| Written problem |
Repeat the listing below in full, exactly as it stands.

## Begin Available records

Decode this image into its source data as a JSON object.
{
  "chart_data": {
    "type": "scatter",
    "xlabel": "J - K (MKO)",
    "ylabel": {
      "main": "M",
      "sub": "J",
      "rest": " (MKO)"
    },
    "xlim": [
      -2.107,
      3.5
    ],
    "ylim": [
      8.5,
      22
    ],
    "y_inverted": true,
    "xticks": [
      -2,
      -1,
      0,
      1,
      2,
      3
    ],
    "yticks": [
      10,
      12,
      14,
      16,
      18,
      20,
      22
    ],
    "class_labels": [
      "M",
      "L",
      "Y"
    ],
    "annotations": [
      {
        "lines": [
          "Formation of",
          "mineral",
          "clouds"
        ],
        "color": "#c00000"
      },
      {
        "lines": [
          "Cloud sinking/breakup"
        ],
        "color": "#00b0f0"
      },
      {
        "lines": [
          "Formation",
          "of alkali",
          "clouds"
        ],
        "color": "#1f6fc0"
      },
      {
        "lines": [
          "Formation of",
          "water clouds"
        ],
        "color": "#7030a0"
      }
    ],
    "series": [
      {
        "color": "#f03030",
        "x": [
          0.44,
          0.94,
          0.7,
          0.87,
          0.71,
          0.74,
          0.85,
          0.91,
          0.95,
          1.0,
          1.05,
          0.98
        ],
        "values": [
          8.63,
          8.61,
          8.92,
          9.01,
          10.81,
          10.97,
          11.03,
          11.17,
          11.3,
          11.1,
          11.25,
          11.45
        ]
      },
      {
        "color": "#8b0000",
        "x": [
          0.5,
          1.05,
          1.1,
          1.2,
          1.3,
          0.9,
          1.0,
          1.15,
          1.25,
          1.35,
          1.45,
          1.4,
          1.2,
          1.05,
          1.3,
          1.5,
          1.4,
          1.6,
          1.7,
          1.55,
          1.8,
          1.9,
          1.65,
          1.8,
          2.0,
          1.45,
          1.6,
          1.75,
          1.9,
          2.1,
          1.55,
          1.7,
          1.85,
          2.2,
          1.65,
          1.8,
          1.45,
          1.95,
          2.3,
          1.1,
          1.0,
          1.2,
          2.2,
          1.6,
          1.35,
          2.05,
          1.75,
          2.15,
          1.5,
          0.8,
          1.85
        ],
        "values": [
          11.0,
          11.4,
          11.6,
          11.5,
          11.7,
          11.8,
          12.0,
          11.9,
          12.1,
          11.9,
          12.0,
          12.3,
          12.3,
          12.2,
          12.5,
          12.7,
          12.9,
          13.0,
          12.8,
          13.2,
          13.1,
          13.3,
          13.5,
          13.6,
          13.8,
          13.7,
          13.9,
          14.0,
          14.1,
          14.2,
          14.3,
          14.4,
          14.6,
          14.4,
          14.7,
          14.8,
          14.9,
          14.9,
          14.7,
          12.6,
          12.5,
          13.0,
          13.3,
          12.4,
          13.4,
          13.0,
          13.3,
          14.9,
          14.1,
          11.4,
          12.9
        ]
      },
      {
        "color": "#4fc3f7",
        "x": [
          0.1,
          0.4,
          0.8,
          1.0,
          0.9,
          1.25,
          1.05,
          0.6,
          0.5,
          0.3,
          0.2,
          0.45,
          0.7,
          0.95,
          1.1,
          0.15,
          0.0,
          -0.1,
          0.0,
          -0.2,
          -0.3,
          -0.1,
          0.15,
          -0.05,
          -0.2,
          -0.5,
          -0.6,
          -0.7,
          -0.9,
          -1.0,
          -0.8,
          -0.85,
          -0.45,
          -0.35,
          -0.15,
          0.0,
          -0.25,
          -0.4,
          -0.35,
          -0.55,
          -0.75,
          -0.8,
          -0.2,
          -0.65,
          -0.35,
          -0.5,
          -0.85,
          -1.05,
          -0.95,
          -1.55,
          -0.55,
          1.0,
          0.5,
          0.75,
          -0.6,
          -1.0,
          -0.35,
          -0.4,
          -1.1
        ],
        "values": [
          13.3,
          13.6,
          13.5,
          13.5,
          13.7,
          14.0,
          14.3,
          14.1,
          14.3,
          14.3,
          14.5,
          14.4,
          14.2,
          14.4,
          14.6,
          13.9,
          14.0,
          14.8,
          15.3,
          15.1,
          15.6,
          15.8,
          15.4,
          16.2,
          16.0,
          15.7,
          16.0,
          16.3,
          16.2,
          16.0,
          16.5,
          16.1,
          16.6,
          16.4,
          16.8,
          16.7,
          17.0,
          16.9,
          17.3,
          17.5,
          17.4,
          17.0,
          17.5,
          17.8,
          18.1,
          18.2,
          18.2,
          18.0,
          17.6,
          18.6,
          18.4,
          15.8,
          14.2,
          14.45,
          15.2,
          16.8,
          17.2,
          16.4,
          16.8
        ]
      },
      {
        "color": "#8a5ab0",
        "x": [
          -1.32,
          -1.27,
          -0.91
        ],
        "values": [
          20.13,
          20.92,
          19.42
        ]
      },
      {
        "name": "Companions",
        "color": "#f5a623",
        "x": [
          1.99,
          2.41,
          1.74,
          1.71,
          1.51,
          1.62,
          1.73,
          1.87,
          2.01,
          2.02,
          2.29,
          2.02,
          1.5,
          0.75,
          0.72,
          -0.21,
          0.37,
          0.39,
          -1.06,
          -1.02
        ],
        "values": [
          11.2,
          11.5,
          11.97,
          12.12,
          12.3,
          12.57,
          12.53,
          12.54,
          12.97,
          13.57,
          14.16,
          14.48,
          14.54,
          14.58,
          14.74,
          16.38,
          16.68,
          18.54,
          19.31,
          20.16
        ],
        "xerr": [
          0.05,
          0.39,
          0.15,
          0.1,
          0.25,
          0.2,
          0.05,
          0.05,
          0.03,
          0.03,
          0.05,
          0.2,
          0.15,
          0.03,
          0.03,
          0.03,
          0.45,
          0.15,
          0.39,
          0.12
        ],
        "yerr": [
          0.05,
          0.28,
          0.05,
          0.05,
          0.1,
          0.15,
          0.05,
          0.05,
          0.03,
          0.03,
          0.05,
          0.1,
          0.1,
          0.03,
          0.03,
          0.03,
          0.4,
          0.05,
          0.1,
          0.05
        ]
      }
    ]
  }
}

## End Available records

| Correct result |
Decode this image into its source data as a JSON object.
{
  "chart_data": {
    "type": "scatter",
    "xlabel": "J - K (MKO)",
    "ylabel": {
      "main": "M",
      "sub": "J",
      "rest": " (MKO)"
    },
    "xlim": [
      -2.107,
      3.5
    ],
    "ylim": [
      8.5,
      22
    ],
    "y_inverted": true,
    "xticks": [
      -2,
      -1,
      0,
      1,
      2,
      3
    ],
    "yticks": [
      10,
      12,
      14,
      16,
      18,
      20,
      22
    ],
    "class_labels": [
      "M",
      "L",
      "Y"
    ],
    "annotations": [
      {
        "lines": [
          "Formation of",
          "mineral",
          "clouds"
        ],
        "color": "#c00000"
      },
      {
        "lines": [
          "Cloud sinking/breakup"
        ],
        "color": "#00b0f0"
      },
      {
        "lines": [
          "Formation",
          "of alkali",
          "clouds"
        ],
        "color": "#1f6fc0"
      },
      {
        "lines": [
          "Formation of",
          "water clouds"
        ],
        "color": "#7030a0"
      }
    ],
    "series": [
      {
        "color": "#f03030",
        "x": [
          0.44,
          0.94,
          0.7,
          0.87,
          0.71,
          0.74,
          0.85,
          0.91,
          0.95,
          1.0,
          1.05,
          0.98
        ],
        "values": [
          8.63,
          8.61,
          8.92,
          9.01,
          10.81,
          10.97,
          11.03,
          11.17,
          11.3,
          11.1,
          11.25,
          11.45
        ]
      },
      {
        "color": "#8b0000",
        "x": [
          0.5,
          1.05,
          1.1,
          1.2,
          1.3,
          0.9,
          1.0,
          1.15,
          1.25,
          1.35,
          1.45,
          1.4,
          1.2,
          1.05,
          1.3,
          1.5,
          1.4,
          1.6,
          1.7,
          1.55,
          1.8,
          1.9,
          1.65,
          1.8,
          2.0,
          1.45,
          1.6,
          1.75,
          1.9,
          2.1,
          1.55,
          1.7,
          1.85,
          2.2,
          1.65,
          1.8,
          1.45,
          1.95,
          2.3,
          1.1,
          1.0,
          1.2,
          2.2,
          1.6,
          1.35,
          2.05,
          1.75,
          2.15,
          1.5,
          0.8,
          1.85
        ],
        "values": [
          11.0,
          11.4,
          11.6,
          11.5,
          11.7,
          11.8,
          12.0,
          11.9,
          12.1,
          11.9,
          12.0,
          12.3,
          12.3,
          12.2,
          12.5,
          12.7,
          12.9,
          13.0,
          12.8,
          13.2,
          13.1,
          13.3,
          13.5,
          13.6,
          13.8,
          13.7,
          13.9,
          14.0,
          14.1,
          14.2,
          14.3,
          14.4,
          14.6,
          14.4,
          14.7,
          14.8,
          14.9,
          14.9,
          14.7,
          12.6,
          12.5,
          13.0,
          13.3,
          12.4,
          13.4,
          13.0,
          13.3,
          14.9,
          14.1,
          11.4,
          12.9
        ]
      },
      {
        "color": "#4fc3f7",
        "x": [
          0.1,
          0.4,
          0.8,
          1.0,
          0.9,
          1.25,
          1.05,
          0.6,
          0.5,
          0.3,
          0.2,
          0.45,
          0.7,
          0.95,
          1.1,
          0.15,
          0.0,
          -0.1,
          0.0,
          -0.2,
          -0.3,
          -0.1,
          0.15,
          -0.05,
          -0.2,
          -0.5,
          -0.6,
          -0.7,
          -0.9,
          -1.0,
          -0.8,
          -0.85,
          -0.45,
          -0.35,
          -0.15,
          0.0,
          -0.25,
          -0.4,
          -0.35,
          -0.55,
          -0.75,
          -0.8,
          -0.2,
          -0.65,
          -0.35,
          -0.5,
          -0.85,
          -1.05,
          -0.95,
          -1.55,
          -0.55,
          1.0,
          0.5,
          0.75,
          -0.6,
          -1.0,
          -0.35,
          -0.4,
          -1.1
        ],
        "values": [
          13.3,
          13.6,
          13.5,
          13.5,
          13.7,
          14.0,
          14.3,
          14.1,
          14.3,
          14.3,
          14.5,
          14.4,
          14.2,
          14.4,
          14.6,
          13.9,
          14.0,
          14.8,
          15.3,
          15.1,
          15.6,
          15.8,
          15.4,
          16.2,
          16.0,
          15.7,
          16.0,
          16.3,
          16.2,
          16.0,
          16.5,
          16.1,
          16.6,
          16.4,
          16.8,
          16.7,
          17.0,
          16.9,
          17.3,
          17.5,
          17.4,
          17.0,
          17.5,
          17.8,
          18.1,
          18.2,
          18.2,
          18.0,
          17.6,
          18.6,
          18.4,
          15.8,
          14.2,
          14.45,
          15.2,
          16.8,
          17.2,
          16.4,
          16.8
        ]
      },
      {
        "color": "#8a5ab0",
        "x": [
          -1.32,
          -1.27,
          -0.91
        ],
        "values": [
          20.13,
          20.92,
          19.42
        ]
      },
      {
        "name": "Companions",
        "color": "#f5a623",
        "x": [
          1.99,
          2.41,
          1.74,
          1.71,
          1.51,
          1.62,
          1.73,
          1.87,
          2.01,
          2.02,
          2.29,
          2.02,
          1.5,
          0.75,
          0.72,
          -0.21,
          0.37,
          0.39,
          -1.06,
          -1.02
        ],
        "values": [
          11.2,
          11.5,
          11.97,
          12.12,
          12.3,
          12.57,
          12.53,
          12.54,
          12.97,
          13.57,
          14.16,
          14.48,
          14.54,
          14.58,
          14.74,
          16.38,
          16.68,
          18.54,
          19.31,
          20.16
        ],
        "xerr": [
          0.05,
          0.39,
          0.15,
          0.1,
          0.25,
          0.2,
          0.05,
          0.05,
          0.03,
          0.03,
          0.05,
          0.2,
          0.15,
          0.03,
          0.03,
          0.03,
          0.45,
          0.15,
          0.39,
          0.12
        ],
        "yerr": [
          0.05,
          0.28,
          0.05,
          0.05,
          0.1,
          0.15,
          0.05,
          0.05,
          0.03,
          0.03,
          0.05,
          0.1,
          0.1,
          0.03,
          0.03,
          0.03,
          0.4,
          0.05,
          0.1,
          0.05
        ]
      }
    ]
  }
}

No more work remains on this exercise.